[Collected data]
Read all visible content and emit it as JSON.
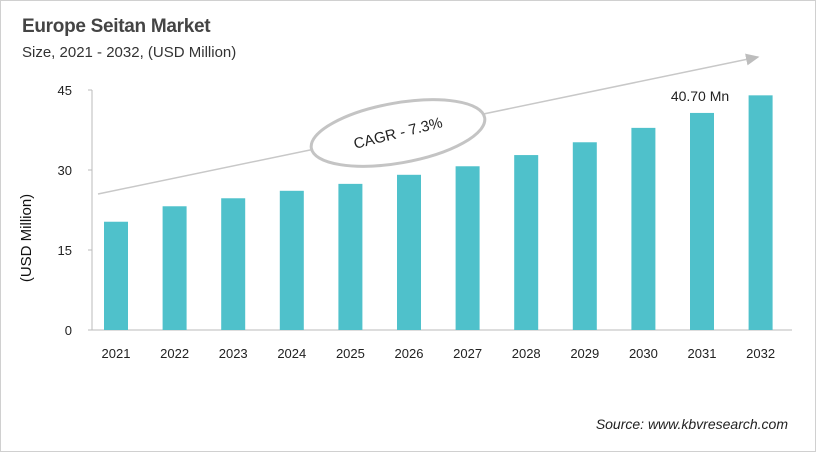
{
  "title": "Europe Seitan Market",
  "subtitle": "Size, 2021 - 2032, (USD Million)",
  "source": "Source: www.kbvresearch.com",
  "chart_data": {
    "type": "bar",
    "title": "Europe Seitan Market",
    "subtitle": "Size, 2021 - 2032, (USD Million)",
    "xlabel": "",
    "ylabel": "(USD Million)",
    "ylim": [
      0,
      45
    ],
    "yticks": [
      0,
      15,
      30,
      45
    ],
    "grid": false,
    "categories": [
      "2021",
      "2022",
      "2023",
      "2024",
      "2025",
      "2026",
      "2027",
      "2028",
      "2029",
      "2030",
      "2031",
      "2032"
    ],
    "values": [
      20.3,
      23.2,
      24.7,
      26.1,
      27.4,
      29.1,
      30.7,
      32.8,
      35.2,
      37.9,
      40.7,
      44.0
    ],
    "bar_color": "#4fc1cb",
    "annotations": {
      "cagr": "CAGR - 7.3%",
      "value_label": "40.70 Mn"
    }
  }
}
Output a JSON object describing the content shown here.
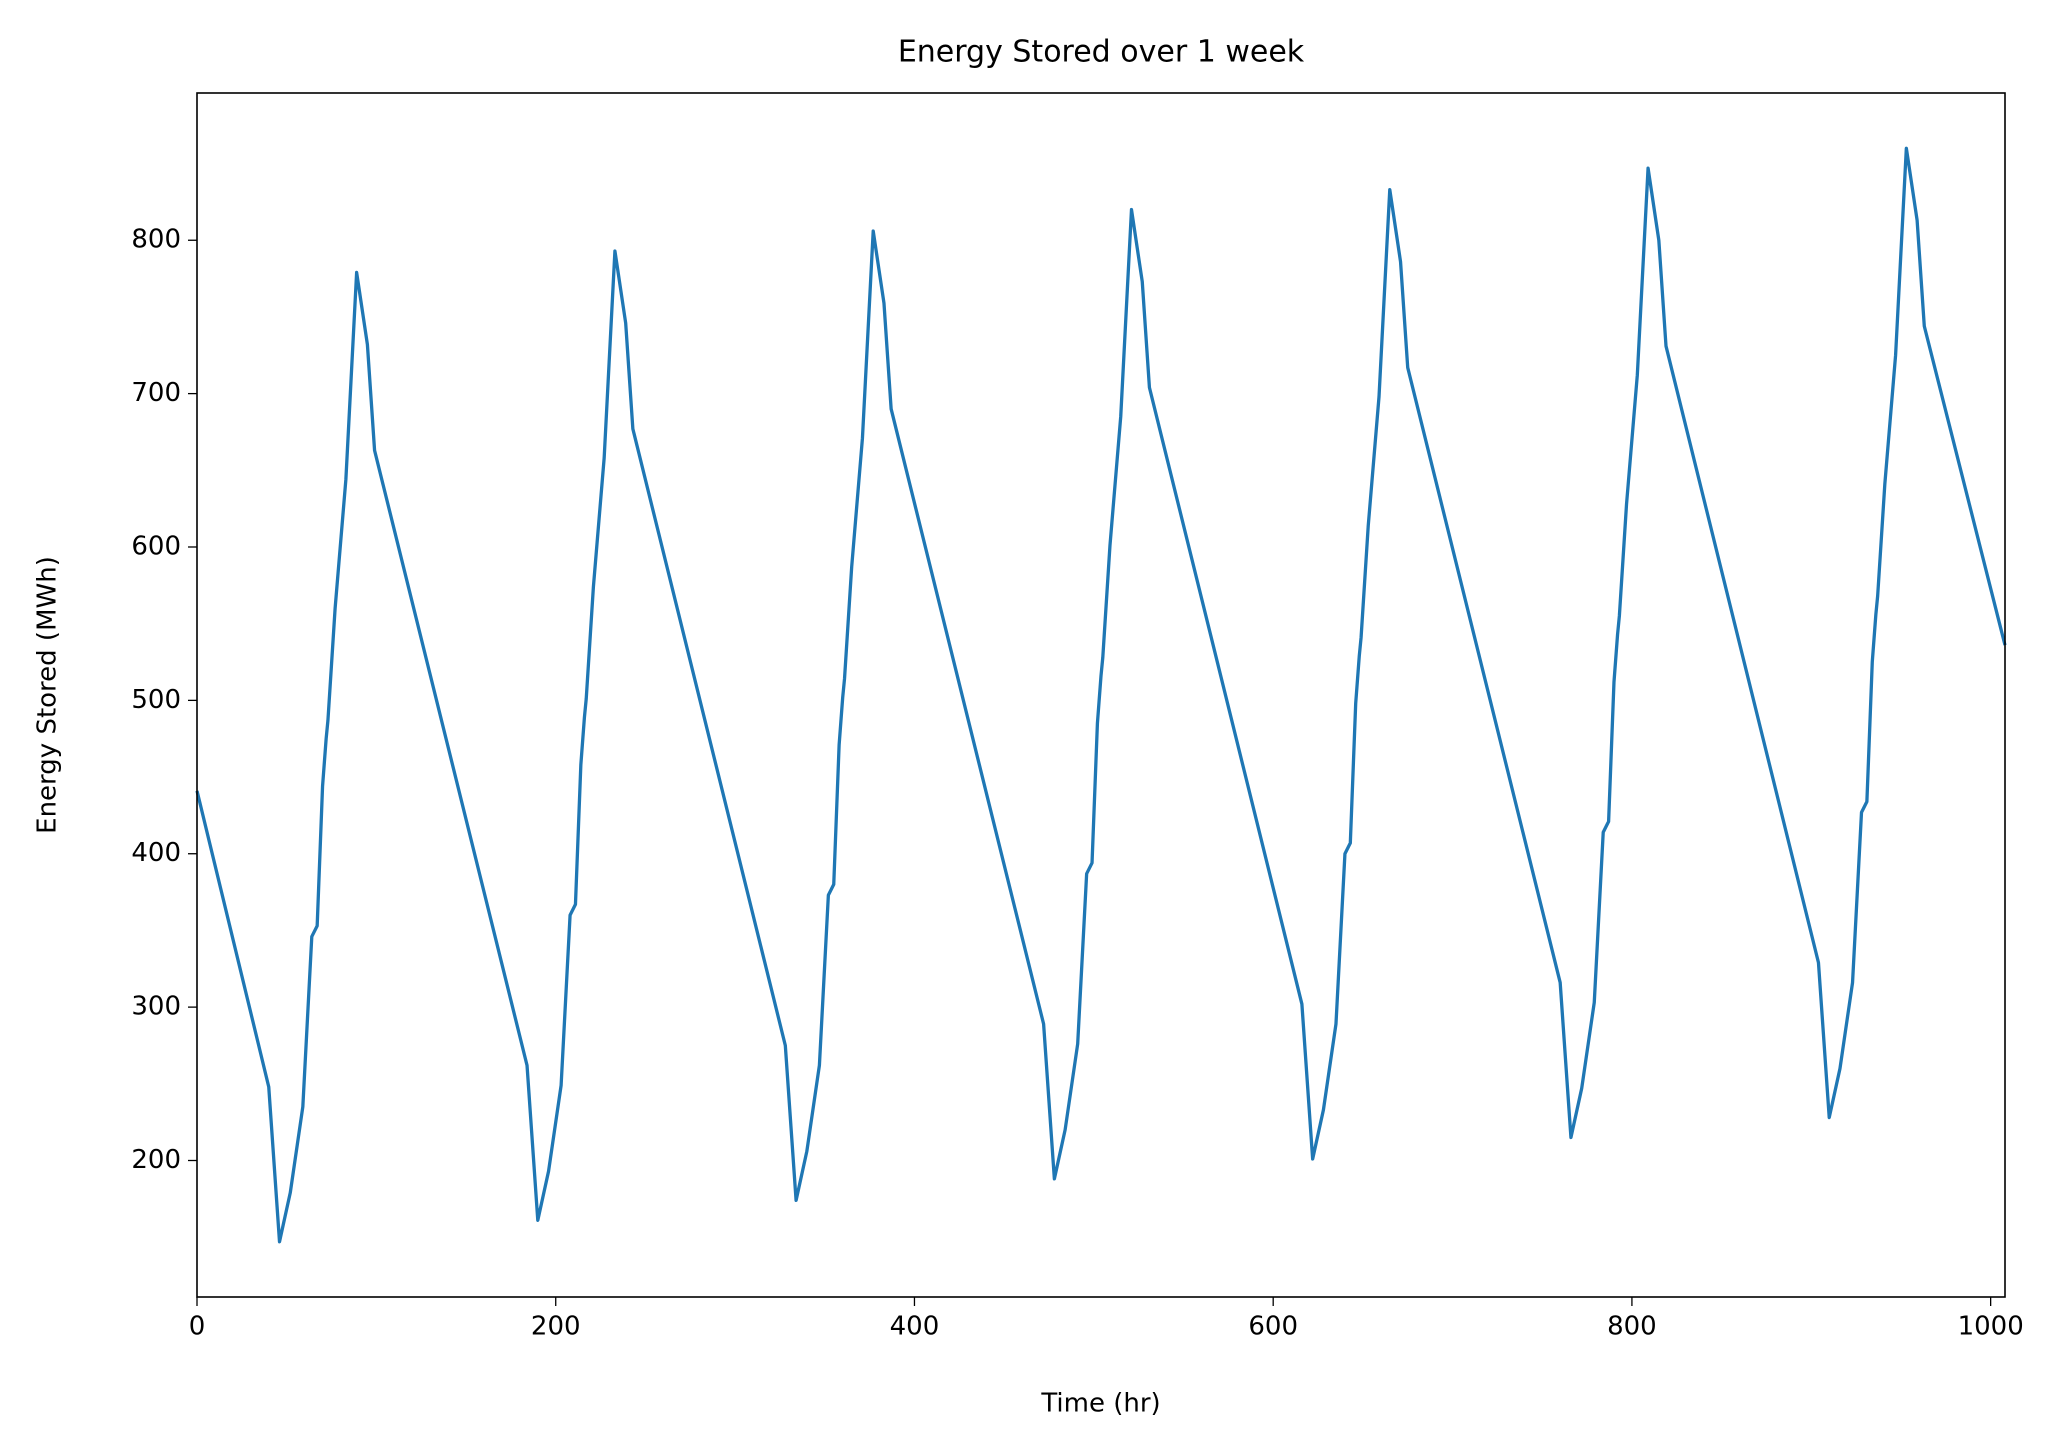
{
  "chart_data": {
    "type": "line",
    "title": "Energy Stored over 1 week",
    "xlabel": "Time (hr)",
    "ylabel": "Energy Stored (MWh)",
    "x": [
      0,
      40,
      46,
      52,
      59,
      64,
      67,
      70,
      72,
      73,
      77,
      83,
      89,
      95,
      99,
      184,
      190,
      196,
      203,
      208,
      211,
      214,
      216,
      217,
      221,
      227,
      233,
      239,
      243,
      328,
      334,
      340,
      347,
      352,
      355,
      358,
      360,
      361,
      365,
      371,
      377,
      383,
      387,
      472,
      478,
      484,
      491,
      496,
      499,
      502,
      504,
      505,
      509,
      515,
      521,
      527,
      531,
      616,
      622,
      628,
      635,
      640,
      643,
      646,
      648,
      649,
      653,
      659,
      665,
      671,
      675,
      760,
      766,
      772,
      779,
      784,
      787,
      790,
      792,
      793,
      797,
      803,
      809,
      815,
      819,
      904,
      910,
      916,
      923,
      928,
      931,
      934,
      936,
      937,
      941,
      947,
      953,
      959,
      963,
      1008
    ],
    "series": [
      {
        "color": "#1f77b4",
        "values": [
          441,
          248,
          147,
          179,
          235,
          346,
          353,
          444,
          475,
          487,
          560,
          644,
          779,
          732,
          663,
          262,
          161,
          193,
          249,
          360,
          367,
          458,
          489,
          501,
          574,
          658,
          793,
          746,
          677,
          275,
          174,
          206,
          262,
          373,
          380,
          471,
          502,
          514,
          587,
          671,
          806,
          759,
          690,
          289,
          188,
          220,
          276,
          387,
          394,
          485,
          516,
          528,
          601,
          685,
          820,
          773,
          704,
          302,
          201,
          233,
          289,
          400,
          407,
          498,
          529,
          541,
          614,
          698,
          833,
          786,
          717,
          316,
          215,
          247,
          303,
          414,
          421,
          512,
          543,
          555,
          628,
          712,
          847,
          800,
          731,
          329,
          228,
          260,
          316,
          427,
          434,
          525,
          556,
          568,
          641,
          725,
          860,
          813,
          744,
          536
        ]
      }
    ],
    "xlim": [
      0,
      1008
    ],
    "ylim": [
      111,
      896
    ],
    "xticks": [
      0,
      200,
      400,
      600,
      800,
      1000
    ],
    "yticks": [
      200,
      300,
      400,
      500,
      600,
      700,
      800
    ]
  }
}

▶ [Required work] Copy each line in the data that holds the word "Market".

▶ [Exercise result]
  "title": "Europe Seitan Market",
    "title": "Europe Seitan Market",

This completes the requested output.